# [WORK REQUIRED]
Pull every "show" line out of the data below.

"""

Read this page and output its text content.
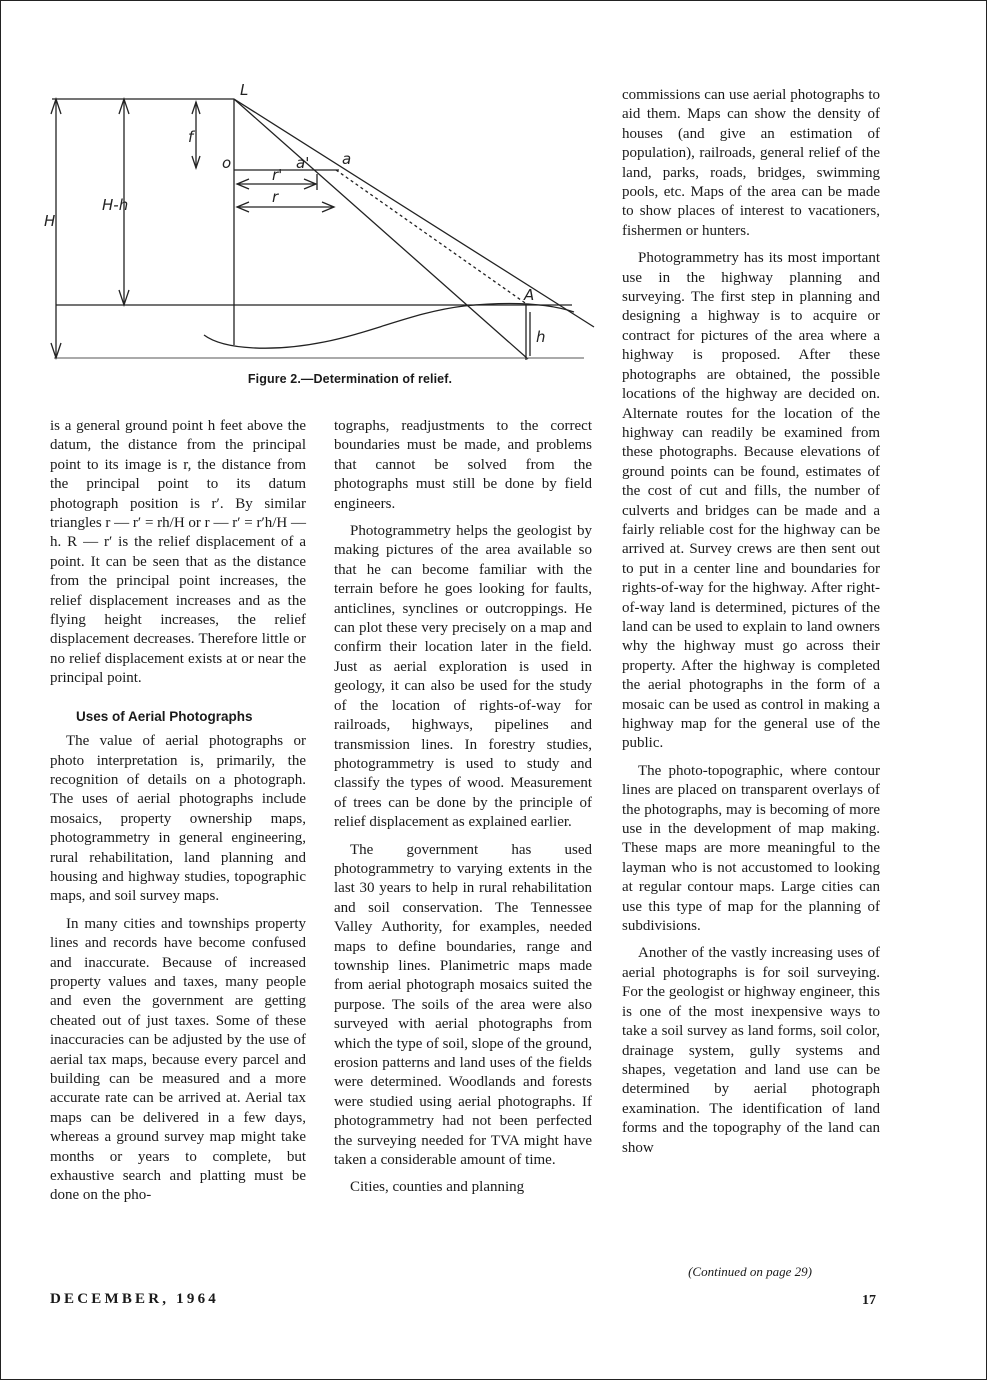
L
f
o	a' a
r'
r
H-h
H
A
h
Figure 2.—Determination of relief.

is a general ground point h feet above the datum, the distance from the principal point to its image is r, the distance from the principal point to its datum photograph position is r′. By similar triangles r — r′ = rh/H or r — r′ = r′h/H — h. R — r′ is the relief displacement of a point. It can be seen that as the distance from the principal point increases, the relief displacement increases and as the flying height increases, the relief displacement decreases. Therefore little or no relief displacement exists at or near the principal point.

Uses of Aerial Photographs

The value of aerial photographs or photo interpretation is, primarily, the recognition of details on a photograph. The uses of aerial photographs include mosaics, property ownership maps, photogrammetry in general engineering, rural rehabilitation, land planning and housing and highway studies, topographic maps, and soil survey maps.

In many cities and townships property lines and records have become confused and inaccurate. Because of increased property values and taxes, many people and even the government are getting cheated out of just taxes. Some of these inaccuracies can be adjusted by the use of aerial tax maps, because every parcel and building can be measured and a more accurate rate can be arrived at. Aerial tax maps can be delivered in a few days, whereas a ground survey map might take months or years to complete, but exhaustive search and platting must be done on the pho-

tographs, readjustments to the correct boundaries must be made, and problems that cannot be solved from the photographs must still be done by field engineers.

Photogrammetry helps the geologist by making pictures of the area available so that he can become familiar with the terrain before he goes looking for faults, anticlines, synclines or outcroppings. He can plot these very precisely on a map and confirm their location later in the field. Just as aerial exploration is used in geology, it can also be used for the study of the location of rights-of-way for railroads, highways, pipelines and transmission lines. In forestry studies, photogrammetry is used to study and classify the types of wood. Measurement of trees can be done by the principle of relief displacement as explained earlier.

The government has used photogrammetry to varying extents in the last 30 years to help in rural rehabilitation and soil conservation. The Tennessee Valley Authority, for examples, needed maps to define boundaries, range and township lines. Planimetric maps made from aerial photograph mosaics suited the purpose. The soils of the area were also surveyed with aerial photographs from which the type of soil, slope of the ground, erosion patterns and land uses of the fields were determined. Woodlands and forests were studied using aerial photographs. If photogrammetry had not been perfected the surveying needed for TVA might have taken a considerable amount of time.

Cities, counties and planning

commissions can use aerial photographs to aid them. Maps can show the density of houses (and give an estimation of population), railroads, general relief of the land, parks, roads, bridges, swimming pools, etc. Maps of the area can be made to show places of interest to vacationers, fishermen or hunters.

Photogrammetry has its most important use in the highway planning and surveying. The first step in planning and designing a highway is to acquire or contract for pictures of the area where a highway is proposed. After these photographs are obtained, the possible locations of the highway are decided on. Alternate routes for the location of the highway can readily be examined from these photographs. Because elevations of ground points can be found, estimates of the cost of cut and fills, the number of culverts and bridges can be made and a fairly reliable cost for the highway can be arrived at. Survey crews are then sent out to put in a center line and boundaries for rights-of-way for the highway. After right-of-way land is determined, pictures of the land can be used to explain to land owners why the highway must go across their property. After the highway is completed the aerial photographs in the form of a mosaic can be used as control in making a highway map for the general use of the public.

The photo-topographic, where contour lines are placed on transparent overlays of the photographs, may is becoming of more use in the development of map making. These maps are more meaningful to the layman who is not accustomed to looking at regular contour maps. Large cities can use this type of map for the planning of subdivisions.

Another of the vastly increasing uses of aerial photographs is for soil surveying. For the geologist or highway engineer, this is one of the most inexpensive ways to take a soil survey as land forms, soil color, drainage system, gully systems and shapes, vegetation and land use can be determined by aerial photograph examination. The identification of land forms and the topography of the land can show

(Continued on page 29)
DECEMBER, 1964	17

"""
"""

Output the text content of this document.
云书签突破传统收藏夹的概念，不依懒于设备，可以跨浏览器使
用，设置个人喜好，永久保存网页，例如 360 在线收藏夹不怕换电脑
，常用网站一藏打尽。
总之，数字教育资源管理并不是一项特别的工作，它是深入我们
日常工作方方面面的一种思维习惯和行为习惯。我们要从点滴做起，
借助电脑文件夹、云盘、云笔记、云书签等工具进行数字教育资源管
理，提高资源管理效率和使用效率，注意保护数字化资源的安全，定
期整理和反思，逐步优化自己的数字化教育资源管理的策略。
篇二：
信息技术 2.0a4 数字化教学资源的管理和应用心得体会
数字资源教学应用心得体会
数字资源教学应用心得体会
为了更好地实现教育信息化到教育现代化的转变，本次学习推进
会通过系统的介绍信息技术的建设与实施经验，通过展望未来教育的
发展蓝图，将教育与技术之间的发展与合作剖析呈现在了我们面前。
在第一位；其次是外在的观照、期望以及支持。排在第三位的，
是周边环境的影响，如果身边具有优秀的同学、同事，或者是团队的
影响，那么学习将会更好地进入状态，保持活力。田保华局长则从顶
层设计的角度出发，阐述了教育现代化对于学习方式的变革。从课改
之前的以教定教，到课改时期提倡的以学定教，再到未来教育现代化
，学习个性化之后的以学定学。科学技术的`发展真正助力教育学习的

"""
"""

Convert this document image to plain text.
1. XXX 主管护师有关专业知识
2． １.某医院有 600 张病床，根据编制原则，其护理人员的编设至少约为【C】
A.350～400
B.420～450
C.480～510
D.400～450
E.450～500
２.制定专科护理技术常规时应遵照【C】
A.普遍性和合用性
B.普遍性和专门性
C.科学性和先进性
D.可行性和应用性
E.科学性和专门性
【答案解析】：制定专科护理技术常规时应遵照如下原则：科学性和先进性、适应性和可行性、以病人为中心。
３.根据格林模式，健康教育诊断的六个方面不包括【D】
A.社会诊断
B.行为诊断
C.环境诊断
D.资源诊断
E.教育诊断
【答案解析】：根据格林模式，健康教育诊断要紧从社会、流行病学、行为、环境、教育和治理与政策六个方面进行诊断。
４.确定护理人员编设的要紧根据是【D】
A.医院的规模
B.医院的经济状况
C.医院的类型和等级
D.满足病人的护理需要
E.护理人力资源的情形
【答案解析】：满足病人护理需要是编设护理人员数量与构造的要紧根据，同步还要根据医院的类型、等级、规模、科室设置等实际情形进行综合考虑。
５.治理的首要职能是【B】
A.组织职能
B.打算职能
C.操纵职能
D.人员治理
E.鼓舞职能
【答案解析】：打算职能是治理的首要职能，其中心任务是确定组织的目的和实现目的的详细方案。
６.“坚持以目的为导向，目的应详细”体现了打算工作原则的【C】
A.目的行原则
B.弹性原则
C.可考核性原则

"""

# [TASK OUTPUT]
commissions can use aerial photographs to aid them. Maps can show the density of houses (and give an estimation of population), railroads, general relief of the land, parks, roads, bridges, swimming pools, etc. Maps of the area can be made to show places of interest to vacationers, fishermen or hunters.
Another of the vastly increasing uses of aerial photographs is for soil surveying. For the geologist or highway engineer, this is one of the most inexpensive ways to take a soil survey as land forms, soil color, drainage system, gully systems and shapes, vegetation and land use can be determined by aerial photograph examination. The identification of land forms and the topography of the land can show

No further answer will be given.